▶ **Element and coordinate records**:
● ● ● ● ● ● ●
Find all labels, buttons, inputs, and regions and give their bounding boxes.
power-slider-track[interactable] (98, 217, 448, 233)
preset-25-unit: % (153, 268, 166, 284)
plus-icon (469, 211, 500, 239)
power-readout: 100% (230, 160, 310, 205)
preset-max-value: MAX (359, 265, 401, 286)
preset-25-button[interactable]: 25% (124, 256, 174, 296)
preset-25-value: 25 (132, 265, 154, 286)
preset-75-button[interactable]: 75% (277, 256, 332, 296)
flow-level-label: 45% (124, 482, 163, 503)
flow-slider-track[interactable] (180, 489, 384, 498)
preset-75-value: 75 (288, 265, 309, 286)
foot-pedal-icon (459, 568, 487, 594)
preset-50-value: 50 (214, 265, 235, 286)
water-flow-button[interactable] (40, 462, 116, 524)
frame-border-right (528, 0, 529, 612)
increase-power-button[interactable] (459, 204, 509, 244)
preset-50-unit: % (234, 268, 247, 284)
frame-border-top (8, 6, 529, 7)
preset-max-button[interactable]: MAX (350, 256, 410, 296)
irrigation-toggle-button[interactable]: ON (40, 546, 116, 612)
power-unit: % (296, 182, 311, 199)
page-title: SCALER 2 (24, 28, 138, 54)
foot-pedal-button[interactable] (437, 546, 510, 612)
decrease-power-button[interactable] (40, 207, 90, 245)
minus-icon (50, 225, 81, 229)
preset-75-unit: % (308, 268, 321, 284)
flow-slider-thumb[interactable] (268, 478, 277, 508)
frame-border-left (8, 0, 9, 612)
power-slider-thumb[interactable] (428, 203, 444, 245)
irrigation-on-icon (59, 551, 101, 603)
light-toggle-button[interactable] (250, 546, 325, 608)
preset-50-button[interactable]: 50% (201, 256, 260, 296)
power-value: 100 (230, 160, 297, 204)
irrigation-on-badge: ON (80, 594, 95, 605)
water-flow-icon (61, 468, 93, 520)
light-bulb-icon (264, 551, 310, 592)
● ● ● ● ● ● ●
Duplicate every line of the records above without changing anything.

Find all labels, buttons, inputs, and regions and give their bounding boxes.
power-slider-track[interactable] (98, 217, 448, 233)
preset-25-unit: % (153, 268, 166, 284)
plus-icon (469, 211, 500, 239)
power-readout: 100% (230, 160, 310, 205)
preset-max-value: MAX (359, 265, 401, 286)
preset-25-button[interactable]: 25% (124, 256, 174, 296)
preset-25-value: 25 (132, 265, 154, 286)
preset-75-button[interactable]: 75% (277, 256, 332, 296)
flow-level-label: 45% (124, 482, 163, 503)
flow-slider-track[interactable] (180, 489, 384, 498)
preset-75-value: 75 (288, 265, 309, 286)
foot-pedal-icon (459, 568, 487, 594)
preset-50-value: 50 (214, 265, 235, 286)
water-flow-button[interactable] (40, 462, 116, 524)
frame-border-right (528, 0, 529, 612)
increase-power-button[interactable] (459, 204, 509, 244)
preset-50-unit: % (234, 268, 247, 284)
frame-border-top (8, 6, 529, 7)
preset-max-button[interactable]: MAX (350, 256, 410, 296)
irrigation-toggle-button[interactable]: ON (40, 546, 116, 612)
power-unit: % (296, 182, 311, 199)
page-title: SCALER 2 (24, 28, 138, 54)
foot-pedal-button[interactable] (437, 546, 510, 612)
decrease-power-button[interactable] (40, 207, 90, 245)
minus-icon (50, 225, 81, 229)
preset-75-unit: % (308, 268, 321, 284)
flow-slider-thumb[interactable] (268, 478, 277, 508)
frame-border-left (8, 0, 9, 612)
power-slider-thumb[interactable] (428, 203, 444, 245)
irrigation-on-icon (59, 551, 101, 603)
light-toggle-button[interactable] (250, 546, 325, 608)
preset-50-button[interactable]: 50% (201, 256, 260, 296)
power-value: 100 (230, 160, 297, 204)
irrigation-on-badge: ON (80, 594, 95, 605)
water-flow-icon (61, 468, 93, 520)
light-bulb-icon (264, 551, 310, 592)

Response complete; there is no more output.